[Data extract Boundary: Start]

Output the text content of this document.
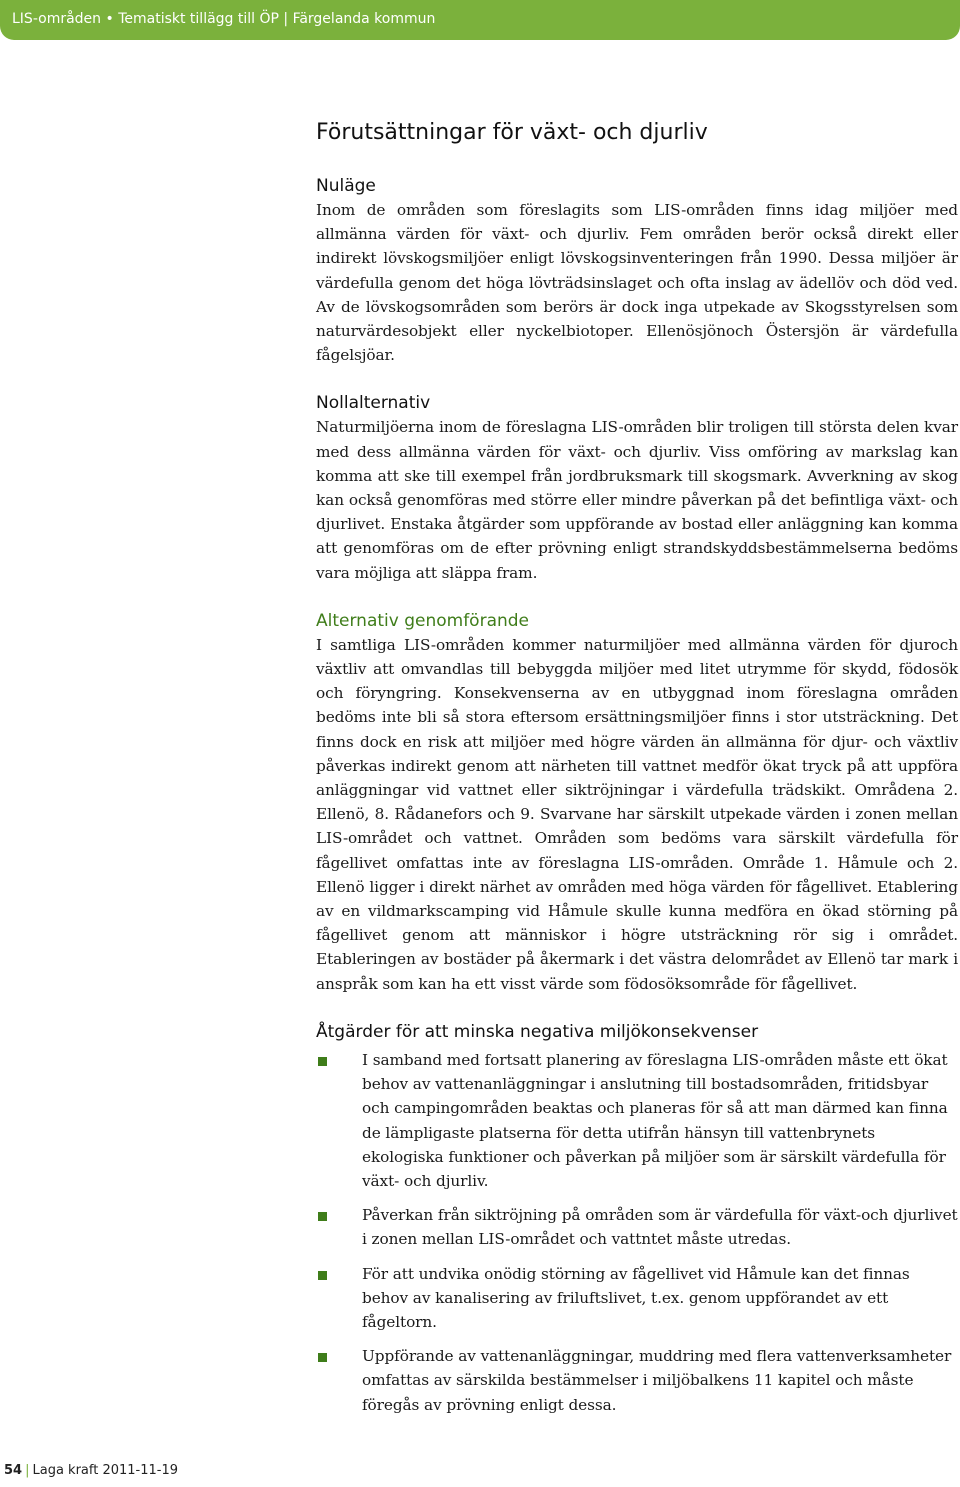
LIS-områden • Tematiskt tillägg till ÖP | Färgelanda kommun
Förutsättningar för växt- och djurliv
Nuläge

Inom de områden som föreslagits som LIS-områden finns idag miljöer med allmänna värden för växt- och djurliv. Fem områden berör också direkt eller indirekt lövskogsmiljöer enligt lövskogsinventeringen från 1990. Dessa miljöer är värdefulla genom det höga lövträdsinslaget och ofta inslag av ädellöv och död ved. Av de lövskogsområden som berörs är dock inga utpekade av Skogsstyrelsen som naturvärdesobjekt eller nyckelbiotoper. Ellenösjönoch Östersjön är värdefulla fågelsjöar.

Nollalternativ

Naturmiljöerna inom de föreslagna LIS-områden blir troligen till största delen kvar med dess allmänna värden för växt- och djurliv. Viss omföring av markslag kan komma att ske till exempel från jordbruksmark till skogsmark. Avverkning av skog kan också genomföras med större eller mindre påverkan på det befintliga växt- och djurlivet. Enstaka åtgärder som uppförande av bostad eller anläggning kan komma att genomföras om de efter prövning enligt strandskyddsbestämmelserna bedöms vara möjliga att släppa fram.

Alternativ genomförande

I samtliga LIS-områden kommer naturmiljöer med allmänna värden för djuroch växtliv att omvandlas till bebyggda miljöer med litet utrymme för skydd, födosök och föryngring. Konsekvenserna av en utbyggnad inom föreslagna områden bedöms inte bli så stora eftersom ersättningsmiljöer finns i stor utsträckning. Det finns dock en risk att miljöer med högre värden än allmänna för djur- och växtliv påverkas indirekt genom att närheten till vattnet medför ökat tryck på att uppföra anläggningar vid vattnet eller siktröjningar i värdefulla trädskikt. Områdena 2. Ellenö, 8. Rådanefors och 9. Svarvane har särskilt utpekade värden i zonen mellan LIS-området och vattnet. Områden som bedöms vara särskilt värdefulla för fågellivet omfattas inte av föreslagna LIS-områden. Område 1. Håmule och 2. Ellenö ligger i direkt närhet av områden med höga värden för fågellivet. Etablering av en vildmarkscamping vid Håmule skulle kunna medföra en ökad störning på fågellivet genom att människor i högre utsträckning rör sig i området. Etableringen av bostäder på åkermark i det västra delområdet av Ellenö tar mark i anspråk som kan ha ett visst värde som födosöksområde för fågellivet.

Åtgärder för att minska negativa miljökonsekvenser
I samband med fortsatt planering av föreslagna LIS-områden måste ett ökat behov av vattenanläggningar i anslutning till bostadsområden, fritidsbyar och campingområden beaktas och planeras för så att man därmed kan finna de lämpligaste platserna för detta utifrån hänsyn till vattenbrynets ekologiska funktioner och påverkan på miljöer som är särskilt värdefulla för växt- och djurliv.
Påverkan från siktröjning på områden som är värdefulla för växt-och djurlivet i zonen mellan LIS-området och vattntet måste utredas.
För att undvika onödig störning av fågellivet vid Håmule kan det finnas behov av kanalisering av friluftslivet, t.ex. genom uppförandet av ett fågeltorn.
Uppförande av vattenanläggningar, muddring med flera vattenverksamheter omfattas av särskilda bestämmelser i miljöbalkens 11 kapitel och måste föregås av prövning enligt dessa.
54 | Laga kraft 2011-11-19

[Data extract Boundary: End]

### Task directions
Above are the records; copy them exactly without the pictures.

### Solution
Output the text content of this document.
LIS-områden • Tematiskt tillägg till ÖP | Färgelanda kommun
Förutsättningar för växt- och djurliv
Nuläge

Inom de områden som föreslagits som LIS-områden finns idag miljöer med allmänna värden för växt- och djurliv. Fem områden berör också direkt eller indirekt lövskogsmiljöer enligt lövskogsinventeringen från 1990. Dessa miljöer är värdefulla genom det höga lövträdsinslaget och ofta inslag av ädellöv och död ved. Av de lövskogsområden som berörs är dock inga utpekade av Skogsstyrelsen som naturvärdesobjekt eller nyckelbiotoper. Ellenösjönoch Östersjön är värdefulla fågelsjöar.

Nollalternativ

Naturmiljöerna inom de föreslagna LIS-områden blir troligen till största delen kvar med dess allmänna värden för växt- och djurliv. Viss omföring av markslag kan komma att ske till exempel från jordbruksmark till skogsmark. Avverkning av skog kan också genomföras med större eller mindre påverkan på det befintliga växt- och djurlivet. Enstaka åtgärder som uppförande av bostad eller anläggning kan komma att genomföras om de efter prövning enligt strandskyddsbestämmelserna bedöms vara möjliga att släppa fram.

Alternativ genomförande

I samtliga LIS-områden kommer naturmiljöer med allmänna värden för djuroch växtliv att omvandlas till bebyggda miljöer med litet utrymme för skydd, födosök och föryngring. Konsekvenserna av en utbyggnad inom föreslagna områden bedöms inte bli så stora eftersom ersättningsmiljöer finns i stor utsträckning. Det finns dock en risk att miljöer med högre värden än allmänna för djur- och växtliv påverkas indirekt genom att närheten till vattnet medför ökat tryck på att uppföra anläggningar vid vattnet eller siktröjningar i värdefulla trädskikt. Områdena 2. Ellenö, 8. Rådanefors och 9. Svarvane har särskilt utpekade värden i zonen mellan LIS-området och vattnet. Områden som bedöms vara särskilt värdefulla för fågellivet omfattas inte av föreslagna LIS-områden. Område 1. Håmule och 2. Ellenö ligger i direkt närhet av områden med höga värden för fågellivet. Etablering av en vildmarkscamping vid Håmule skulle kunna medföra en ökad störning på fågellivet genom att människor i högre utsträckning rör sig i området. Etableringen av bostäder på åkermark i det västra delområdet av Ellenö tar mark i anspråk som kan ha ett visst värde som födosöksområde för fågellivet.

Åtgärder för att minska negativa miljökonsekvenser
I samband med fortsatt planering av föreslagna LIS-områden måste ett ökat behov av vattenanläggningar i anslutning till bostadsområden, fritidsbyar och campingområden beaktas och planeras för så att man därmed kan finna de lämpligaste platserna för detta utifrån hänsyn till vattenbrynets ekologiska funktioner och påverkan på miljöer som är särskilt värdefulla för växt- och djurliv.
Påverkan från siktröjning på områden som är värdefulla för växt-och djurlivet i zonen mellan LIS-området och vattntet måste utredas.
För att undvika onödig störning av fågellivet vid Håmule kan det finnas behov av kanalisering av friluftslivet, t.ex. genom uppförandet av ett fågeltorn.
Uppförande av vattenanläggningar, muddring med flera vattenverksamheter omfattas av särskilda bestämmelser i miljöbalkens 11 kapitel och måste föregås av prövning enligt dessa.
54 | Laga kraft 2011-11-19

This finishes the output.